§ **Short problem**
Return each line containing "this".

§ **Provided entries**
>>>

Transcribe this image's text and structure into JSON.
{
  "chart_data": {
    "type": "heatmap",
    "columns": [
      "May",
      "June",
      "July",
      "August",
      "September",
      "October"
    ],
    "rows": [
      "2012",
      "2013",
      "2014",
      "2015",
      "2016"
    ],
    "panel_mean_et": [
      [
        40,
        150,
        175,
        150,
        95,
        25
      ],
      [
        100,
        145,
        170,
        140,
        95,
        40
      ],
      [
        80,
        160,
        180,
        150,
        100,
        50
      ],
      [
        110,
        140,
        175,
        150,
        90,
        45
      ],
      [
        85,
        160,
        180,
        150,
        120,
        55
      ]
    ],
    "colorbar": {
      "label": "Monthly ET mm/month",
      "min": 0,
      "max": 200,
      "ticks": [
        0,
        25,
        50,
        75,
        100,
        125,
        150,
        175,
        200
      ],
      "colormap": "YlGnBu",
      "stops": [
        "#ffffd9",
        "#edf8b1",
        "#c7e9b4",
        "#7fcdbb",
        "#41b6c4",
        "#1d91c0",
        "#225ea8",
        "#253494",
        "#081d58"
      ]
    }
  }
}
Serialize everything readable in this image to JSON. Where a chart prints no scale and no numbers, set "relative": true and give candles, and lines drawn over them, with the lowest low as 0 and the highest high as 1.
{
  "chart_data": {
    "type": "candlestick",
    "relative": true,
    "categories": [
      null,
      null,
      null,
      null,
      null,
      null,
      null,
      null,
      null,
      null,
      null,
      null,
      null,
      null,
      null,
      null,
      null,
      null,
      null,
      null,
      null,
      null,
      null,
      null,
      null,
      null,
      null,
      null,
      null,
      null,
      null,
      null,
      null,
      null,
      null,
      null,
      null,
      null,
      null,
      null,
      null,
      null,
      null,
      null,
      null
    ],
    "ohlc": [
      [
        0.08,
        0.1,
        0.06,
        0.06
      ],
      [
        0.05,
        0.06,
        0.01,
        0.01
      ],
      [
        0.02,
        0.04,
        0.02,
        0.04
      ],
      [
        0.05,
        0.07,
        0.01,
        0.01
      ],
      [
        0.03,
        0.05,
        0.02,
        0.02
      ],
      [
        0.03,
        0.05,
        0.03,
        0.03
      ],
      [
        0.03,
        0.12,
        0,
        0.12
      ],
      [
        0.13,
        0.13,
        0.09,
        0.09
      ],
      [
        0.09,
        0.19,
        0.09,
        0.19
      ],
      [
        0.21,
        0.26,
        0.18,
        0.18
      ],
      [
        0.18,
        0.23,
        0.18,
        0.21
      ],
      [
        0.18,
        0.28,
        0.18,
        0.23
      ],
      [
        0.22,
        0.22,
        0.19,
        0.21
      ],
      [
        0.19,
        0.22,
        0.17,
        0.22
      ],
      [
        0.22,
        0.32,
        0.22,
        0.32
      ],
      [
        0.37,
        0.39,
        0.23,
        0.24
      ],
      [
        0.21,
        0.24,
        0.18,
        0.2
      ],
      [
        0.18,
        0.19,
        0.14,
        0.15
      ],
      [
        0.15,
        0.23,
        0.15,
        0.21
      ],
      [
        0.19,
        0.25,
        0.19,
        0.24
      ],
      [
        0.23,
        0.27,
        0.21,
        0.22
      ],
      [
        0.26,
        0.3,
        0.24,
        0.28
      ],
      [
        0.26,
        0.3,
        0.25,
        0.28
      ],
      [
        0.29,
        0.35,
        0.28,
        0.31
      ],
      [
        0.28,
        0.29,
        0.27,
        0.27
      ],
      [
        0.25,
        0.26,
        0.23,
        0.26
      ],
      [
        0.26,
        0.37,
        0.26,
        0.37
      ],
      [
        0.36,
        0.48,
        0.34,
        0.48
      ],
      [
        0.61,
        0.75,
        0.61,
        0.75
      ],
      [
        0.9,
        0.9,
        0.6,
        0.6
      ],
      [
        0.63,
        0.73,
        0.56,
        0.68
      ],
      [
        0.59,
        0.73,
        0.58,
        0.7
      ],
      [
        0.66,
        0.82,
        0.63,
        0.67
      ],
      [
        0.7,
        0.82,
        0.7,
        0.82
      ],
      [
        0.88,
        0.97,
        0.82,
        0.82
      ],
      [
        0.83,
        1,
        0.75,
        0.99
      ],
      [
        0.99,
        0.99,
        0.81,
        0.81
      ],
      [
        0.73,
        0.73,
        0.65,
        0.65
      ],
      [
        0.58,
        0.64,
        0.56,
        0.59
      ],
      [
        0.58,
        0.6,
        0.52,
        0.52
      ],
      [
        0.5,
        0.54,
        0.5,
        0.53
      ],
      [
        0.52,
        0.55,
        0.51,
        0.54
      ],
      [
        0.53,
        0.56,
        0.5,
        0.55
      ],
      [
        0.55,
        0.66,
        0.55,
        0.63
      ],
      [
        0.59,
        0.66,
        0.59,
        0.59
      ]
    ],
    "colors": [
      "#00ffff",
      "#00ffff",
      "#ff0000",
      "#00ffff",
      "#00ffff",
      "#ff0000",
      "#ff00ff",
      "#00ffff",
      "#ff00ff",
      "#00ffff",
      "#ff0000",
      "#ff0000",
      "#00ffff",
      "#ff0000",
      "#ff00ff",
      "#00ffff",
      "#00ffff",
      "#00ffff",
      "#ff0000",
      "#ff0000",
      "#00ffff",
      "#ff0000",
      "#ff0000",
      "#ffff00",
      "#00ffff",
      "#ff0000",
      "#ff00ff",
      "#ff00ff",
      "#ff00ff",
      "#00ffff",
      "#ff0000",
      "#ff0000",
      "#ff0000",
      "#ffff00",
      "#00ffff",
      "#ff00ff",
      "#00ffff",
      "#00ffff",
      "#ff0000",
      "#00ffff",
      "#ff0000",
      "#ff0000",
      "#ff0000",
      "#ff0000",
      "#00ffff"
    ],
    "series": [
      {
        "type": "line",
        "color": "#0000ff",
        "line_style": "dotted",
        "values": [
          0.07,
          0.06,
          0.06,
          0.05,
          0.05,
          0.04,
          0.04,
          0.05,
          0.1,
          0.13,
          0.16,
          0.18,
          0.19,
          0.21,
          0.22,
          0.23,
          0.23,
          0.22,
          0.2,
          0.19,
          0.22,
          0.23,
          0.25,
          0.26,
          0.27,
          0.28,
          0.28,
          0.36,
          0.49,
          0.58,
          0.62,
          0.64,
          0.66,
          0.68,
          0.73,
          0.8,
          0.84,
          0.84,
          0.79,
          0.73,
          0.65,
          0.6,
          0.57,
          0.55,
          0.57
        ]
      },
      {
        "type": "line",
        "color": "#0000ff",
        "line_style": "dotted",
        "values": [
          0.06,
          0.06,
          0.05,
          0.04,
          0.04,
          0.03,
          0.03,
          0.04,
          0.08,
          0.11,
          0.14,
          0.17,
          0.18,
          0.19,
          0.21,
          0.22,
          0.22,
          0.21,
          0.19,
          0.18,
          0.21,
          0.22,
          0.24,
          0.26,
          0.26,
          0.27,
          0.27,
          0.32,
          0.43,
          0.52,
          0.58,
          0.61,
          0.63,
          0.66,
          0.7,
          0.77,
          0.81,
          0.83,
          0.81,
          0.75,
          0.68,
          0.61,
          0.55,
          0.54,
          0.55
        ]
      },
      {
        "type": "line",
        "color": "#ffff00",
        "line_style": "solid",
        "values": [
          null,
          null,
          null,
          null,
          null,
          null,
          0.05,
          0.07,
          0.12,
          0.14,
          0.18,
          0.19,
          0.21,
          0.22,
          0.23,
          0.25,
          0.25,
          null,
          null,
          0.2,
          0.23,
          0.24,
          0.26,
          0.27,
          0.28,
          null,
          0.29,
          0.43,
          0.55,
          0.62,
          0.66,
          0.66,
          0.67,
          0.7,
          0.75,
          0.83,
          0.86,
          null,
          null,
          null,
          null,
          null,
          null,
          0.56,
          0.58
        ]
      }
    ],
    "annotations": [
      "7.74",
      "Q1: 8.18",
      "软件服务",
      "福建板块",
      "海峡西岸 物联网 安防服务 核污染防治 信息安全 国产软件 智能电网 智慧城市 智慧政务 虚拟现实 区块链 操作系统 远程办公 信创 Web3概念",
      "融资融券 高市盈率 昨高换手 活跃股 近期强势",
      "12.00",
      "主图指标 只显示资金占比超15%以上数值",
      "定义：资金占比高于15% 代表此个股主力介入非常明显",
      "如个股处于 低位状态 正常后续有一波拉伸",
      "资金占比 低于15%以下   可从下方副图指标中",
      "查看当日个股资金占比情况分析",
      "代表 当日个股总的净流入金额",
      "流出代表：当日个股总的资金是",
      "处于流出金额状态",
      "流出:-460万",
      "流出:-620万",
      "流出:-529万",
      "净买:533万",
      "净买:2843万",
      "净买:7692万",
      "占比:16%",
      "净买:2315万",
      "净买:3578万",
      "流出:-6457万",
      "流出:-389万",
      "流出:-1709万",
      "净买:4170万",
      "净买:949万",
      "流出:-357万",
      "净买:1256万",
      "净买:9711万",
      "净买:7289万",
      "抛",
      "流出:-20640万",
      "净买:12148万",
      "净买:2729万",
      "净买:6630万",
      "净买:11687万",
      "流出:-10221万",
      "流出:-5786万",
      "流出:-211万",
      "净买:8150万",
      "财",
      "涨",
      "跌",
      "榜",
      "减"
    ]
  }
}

<<<

§ **Written answer**
Transcribe this image's text and structure into JSON.
Serialize everything readable in this image to JSON. Where a chart prints no scale and no numbers, set "relative": true and give candles, and lines drawn over them, with the lowest low as 0 and the highest high as 1.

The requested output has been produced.